## OBJECTIF DE L'EXERCICE
Dans le texte sur le ministre des Domaines et des Affaires foncières, relevez toutes les catégories de recettes visées par l'opération de recouvrement forcé.

***** TEXTE *****

Je n'ai aucune intention de me substituer à mes collaborateurs. Ils ont leur rôle à jouer. Moi aussi, j'ai mes dossiers à étudier au niveau de l'administration centrale. Je dis bien que chaque fois que je vais sur le terrain, c'est pour y renforcer l'action de mes collaborateurs ". Ainsi s'exprimait dimanche dernier Pascal Anong Adibime, le ministre des Domaines et des Affaires foncières. Cette sortie médiatique du Mindaf semble être la réponse du berger à la bergère. Une réplique vis-à-vis de ceux qui croient que la ministre en fait manifestement un peu trop, en jouant les collecteurs d'impôts. L'homme ne se laisse pas débouter pour si peu. Fort dit-il de la confiance à lui faite par le président de la République, il a avec lui dans cette opération de recouvrement forcé des recettes foncières, cadastrales et domaniales, l'avantage des chiffres. " J'ai été à Douala où j'ai procédé à la fermeture de certaines stations service. Au départ, la capitale économique était à 675 millions de Fcfa. Mais depuis le début de l'exercice en cours et depuis mon passage, on en est presque au milliard. Bien sûr, ce n'est pas mon rôle, mais chaque fois que je vais sur le terrain, ma présence reste dissuasive ".

***** MATÉRIEL FOURNI *****

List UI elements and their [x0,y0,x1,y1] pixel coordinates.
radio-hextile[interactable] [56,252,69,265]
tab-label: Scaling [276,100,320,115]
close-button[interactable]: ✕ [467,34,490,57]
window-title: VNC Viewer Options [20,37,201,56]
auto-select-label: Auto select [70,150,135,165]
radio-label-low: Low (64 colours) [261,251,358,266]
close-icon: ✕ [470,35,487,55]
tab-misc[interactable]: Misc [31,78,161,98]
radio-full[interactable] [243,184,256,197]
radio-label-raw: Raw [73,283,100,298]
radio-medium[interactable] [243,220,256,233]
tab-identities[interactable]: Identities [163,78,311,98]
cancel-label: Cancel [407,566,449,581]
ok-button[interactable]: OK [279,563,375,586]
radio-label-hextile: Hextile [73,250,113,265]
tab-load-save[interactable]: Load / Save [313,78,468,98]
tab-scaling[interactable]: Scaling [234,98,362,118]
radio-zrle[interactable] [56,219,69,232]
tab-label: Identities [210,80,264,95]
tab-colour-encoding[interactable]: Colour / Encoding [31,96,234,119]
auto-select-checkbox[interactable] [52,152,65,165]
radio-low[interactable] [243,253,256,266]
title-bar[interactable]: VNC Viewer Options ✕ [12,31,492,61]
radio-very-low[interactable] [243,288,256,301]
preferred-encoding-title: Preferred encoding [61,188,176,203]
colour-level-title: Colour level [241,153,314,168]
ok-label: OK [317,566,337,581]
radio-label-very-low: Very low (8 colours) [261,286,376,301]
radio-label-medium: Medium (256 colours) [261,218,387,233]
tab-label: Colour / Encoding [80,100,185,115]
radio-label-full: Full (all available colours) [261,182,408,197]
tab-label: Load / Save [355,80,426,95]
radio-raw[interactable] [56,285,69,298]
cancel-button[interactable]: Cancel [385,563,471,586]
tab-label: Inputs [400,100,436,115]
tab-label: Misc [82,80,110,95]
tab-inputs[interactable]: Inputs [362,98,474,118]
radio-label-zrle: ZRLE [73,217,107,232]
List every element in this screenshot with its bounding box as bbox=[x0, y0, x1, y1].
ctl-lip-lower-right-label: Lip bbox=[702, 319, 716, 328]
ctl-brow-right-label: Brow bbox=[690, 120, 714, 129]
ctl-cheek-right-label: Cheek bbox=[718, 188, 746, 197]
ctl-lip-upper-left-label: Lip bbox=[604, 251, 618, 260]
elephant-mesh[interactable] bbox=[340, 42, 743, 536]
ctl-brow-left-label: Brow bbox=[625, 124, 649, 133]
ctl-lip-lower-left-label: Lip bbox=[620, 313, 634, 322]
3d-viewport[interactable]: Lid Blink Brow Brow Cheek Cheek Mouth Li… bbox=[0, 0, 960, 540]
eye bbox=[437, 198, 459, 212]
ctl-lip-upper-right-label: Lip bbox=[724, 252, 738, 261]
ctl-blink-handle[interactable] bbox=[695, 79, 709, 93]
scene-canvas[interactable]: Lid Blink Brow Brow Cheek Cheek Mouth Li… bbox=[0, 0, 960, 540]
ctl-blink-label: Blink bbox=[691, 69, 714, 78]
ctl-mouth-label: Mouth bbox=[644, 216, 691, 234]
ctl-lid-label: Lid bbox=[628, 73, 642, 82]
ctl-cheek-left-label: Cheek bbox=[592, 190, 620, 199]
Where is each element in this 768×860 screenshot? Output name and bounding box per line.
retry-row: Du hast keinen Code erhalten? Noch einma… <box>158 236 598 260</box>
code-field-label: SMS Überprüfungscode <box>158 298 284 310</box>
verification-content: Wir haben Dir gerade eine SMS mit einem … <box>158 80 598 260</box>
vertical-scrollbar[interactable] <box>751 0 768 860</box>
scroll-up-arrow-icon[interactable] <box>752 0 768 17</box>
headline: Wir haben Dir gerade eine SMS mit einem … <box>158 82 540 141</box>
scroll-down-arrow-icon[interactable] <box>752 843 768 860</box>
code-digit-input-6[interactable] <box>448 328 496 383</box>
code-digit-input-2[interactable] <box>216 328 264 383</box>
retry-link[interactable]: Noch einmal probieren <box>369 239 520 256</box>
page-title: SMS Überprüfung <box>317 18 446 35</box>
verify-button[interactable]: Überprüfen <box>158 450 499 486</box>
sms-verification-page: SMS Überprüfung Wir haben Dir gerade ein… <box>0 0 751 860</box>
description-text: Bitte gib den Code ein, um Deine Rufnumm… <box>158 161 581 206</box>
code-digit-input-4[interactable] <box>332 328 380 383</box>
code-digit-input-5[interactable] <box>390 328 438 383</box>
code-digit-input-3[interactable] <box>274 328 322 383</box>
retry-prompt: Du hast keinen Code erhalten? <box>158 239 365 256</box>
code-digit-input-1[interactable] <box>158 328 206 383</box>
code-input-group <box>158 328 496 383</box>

*****

## RÉPONSE ATTENDUE
- recettes foncières
- recettes cadastrales
- recettes domaniales